Records that describe figures
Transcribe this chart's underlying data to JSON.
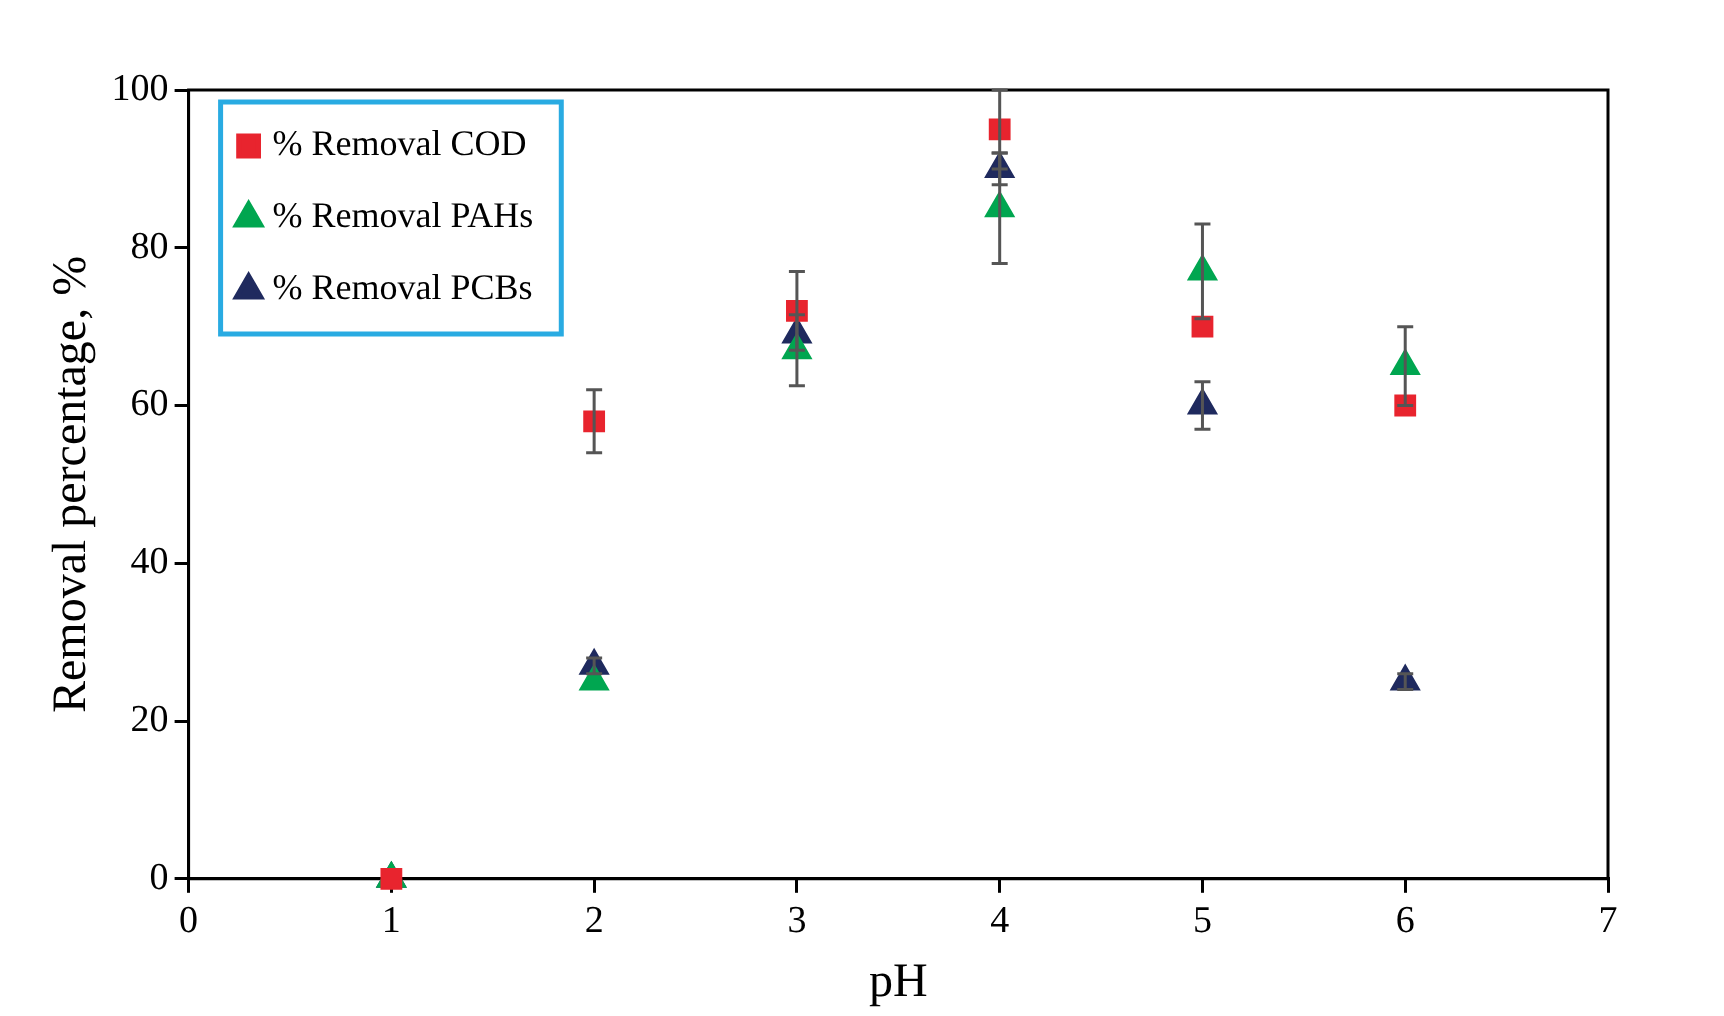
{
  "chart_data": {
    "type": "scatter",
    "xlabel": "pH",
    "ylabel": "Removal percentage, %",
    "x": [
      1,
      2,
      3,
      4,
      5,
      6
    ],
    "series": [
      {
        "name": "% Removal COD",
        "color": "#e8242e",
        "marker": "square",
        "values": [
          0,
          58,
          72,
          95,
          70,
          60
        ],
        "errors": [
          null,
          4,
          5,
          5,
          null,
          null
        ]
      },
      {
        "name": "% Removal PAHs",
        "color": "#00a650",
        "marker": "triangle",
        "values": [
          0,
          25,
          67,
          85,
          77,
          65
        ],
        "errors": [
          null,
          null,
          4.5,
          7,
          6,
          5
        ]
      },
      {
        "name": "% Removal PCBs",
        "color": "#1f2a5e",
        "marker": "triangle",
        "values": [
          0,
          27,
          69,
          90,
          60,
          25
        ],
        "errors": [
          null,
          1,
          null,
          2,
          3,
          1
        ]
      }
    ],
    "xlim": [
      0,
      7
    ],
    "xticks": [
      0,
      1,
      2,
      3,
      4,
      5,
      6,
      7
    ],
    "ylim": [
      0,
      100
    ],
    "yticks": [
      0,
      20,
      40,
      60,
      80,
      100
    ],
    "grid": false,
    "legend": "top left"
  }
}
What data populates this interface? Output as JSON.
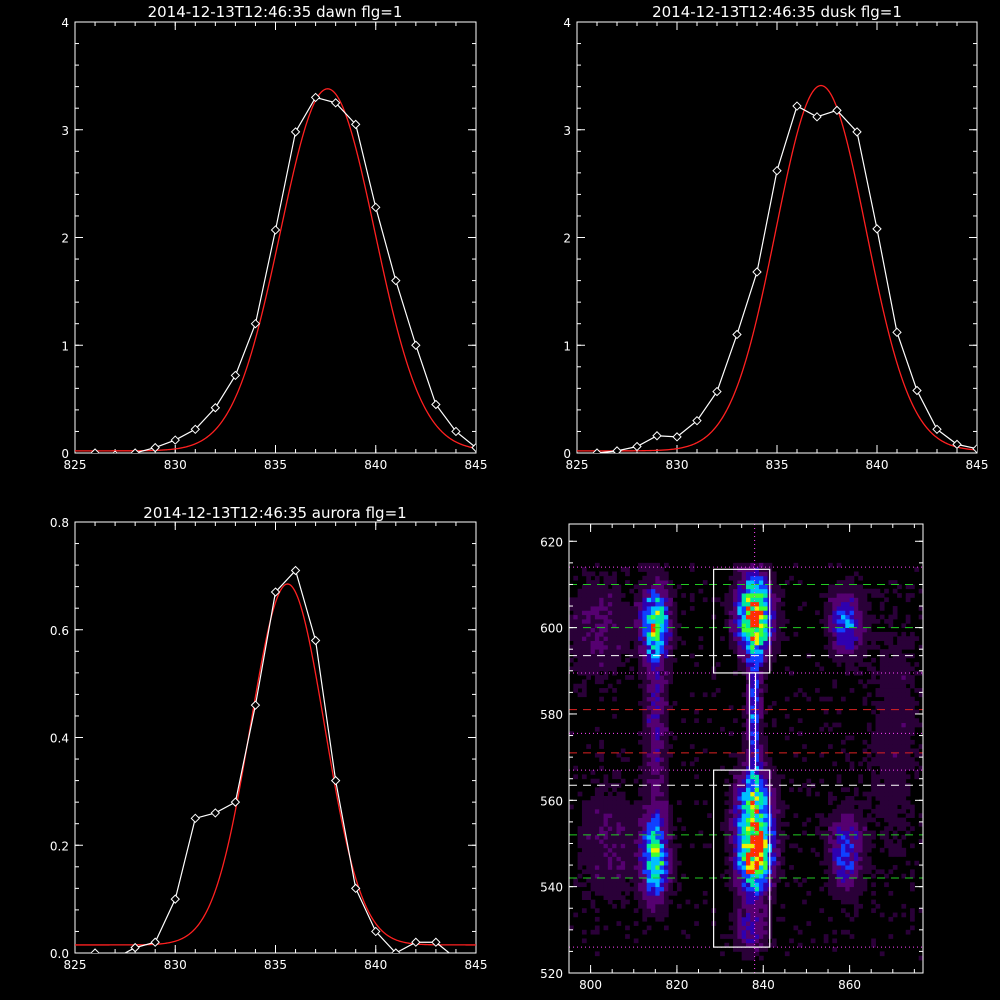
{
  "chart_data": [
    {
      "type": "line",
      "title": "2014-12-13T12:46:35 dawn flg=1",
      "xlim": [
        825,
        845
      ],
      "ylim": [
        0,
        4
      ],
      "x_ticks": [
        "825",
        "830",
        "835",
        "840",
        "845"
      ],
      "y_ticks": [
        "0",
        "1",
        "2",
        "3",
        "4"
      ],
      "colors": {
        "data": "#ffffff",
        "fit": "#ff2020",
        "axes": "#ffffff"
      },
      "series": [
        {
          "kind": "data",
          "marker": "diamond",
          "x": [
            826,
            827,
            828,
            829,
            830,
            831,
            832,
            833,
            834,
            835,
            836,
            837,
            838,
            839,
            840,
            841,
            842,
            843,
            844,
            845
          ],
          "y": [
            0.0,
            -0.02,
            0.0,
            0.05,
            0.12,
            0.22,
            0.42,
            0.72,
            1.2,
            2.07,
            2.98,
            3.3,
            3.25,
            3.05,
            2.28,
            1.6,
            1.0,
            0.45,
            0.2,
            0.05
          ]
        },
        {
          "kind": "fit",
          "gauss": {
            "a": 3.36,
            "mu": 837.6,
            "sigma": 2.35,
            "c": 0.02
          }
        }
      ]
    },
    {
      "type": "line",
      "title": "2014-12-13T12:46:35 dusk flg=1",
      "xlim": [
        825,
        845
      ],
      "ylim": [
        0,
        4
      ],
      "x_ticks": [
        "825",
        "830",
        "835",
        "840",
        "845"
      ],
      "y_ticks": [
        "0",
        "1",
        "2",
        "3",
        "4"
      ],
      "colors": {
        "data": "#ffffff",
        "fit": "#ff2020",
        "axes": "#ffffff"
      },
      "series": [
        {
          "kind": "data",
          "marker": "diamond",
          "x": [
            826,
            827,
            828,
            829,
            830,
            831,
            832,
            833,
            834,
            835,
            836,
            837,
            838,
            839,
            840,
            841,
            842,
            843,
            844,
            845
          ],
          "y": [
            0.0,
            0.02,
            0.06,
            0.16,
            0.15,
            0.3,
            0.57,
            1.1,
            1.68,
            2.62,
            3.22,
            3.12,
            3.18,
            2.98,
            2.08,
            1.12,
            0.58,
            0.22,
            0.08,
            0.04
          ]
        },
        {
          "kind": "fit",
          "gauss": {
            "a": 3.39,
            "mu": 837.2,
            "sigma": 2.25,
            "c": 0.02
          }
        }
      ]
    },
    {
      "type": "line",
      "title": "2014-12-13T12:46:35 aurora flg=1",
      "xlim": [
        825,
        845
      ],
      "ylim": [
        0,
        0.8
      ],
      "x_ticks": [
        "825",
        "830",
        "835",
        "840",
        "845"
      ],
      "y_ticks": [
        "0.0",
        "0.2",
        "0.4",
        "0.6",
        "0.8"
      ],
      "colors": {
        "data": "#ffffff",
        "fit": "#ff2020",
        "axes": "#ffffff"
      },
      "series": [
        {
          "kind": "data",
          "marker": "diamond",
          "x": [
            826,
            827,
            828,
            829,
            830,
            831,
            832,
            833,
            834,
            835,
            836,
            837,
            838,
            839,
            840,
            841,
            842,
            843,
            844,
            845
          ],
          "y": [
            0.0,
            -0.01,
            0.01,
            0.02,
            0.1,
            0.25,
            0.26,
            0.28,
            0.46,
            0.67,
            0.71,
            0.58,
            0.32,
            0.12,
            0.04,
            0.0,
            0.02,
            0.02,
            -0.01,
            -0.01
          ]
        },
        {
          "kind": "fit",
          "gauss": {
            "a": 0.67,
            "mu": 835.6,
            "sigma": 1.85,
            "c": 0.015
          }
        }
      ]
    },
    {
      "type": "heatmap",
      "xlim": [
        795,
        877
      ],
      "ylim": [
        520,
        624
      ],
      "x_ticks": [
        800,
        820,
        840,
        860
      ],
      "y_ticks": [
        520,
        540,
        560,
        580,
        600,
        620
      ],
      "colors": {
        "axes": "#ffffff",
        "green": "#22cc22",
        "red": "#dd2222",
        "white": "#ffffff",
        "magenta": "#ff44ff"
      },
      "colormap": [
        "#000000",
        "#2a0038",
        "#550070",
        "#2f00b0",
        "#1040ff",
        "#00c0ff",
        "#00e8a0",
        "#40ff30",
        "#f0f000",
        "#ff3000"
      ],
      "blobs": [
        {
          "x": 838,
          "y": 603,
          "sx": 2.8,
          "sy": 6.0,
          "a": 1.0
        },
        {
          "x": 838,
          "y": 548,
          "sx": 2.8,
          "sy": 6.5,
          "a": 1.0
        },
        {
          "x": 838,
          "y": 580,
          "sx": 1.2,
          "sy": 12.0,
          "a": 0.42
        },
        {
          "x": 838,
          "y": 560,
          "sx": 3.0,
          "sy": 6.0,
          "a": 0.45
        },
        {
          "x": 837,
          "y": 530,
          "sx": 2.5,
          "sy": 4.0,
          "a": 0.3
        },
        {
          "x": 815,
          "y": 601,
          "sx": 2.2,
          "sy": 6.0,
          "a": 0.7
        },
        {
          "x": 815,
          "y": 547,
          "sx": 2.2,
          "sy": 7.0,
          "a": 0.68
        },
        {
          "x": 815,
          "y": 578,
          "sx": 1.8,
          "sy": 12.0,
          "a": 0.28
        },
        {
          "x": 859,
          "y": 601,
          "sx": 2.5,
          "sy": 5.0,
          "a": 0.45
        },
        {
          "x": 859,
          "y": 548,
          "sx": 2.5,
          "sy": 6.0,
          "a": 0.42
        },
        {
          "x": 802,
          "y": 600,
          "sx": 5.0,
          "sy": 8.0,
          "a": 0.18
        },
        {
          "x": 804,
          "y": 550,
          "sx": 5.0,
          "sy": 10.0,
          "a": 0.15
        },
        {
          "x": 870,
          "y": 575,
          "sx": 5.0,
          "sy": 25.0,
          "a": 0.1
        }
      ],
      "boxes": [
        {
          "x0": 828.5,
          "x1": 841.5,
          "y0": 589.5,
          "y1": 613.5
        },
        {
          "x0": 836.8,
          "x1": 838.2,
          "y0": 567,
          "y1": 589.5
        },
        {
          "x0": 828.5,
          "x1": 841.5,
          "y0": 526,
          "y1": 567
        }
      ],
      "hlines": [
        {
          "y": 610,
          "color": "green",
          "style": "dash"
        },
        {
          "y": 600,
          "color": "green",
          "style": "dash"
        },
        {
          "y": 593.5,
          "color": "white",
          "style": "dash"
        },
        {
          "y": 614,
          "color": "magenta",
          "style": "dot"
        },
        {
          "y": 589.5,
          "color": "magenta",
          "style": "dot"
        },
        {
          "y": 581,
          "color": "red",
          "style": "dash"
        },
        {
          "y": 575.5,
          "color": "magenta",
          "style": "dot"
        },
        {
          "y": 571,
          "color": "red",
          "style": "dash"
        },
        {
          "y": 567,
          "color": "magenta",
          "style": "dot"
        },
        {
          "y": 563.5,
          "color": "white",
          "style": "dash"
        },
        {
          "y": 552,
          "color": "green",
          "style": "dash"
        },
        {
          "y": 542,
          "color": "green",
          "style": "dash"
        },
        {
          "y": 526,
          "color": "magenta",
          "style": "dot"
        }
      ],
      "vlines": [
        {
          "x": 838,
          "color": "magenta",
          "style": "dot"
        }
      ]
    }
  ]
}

• Exercise goal: Give only the count of lines in which the string "JSON" appears.

• The response: 2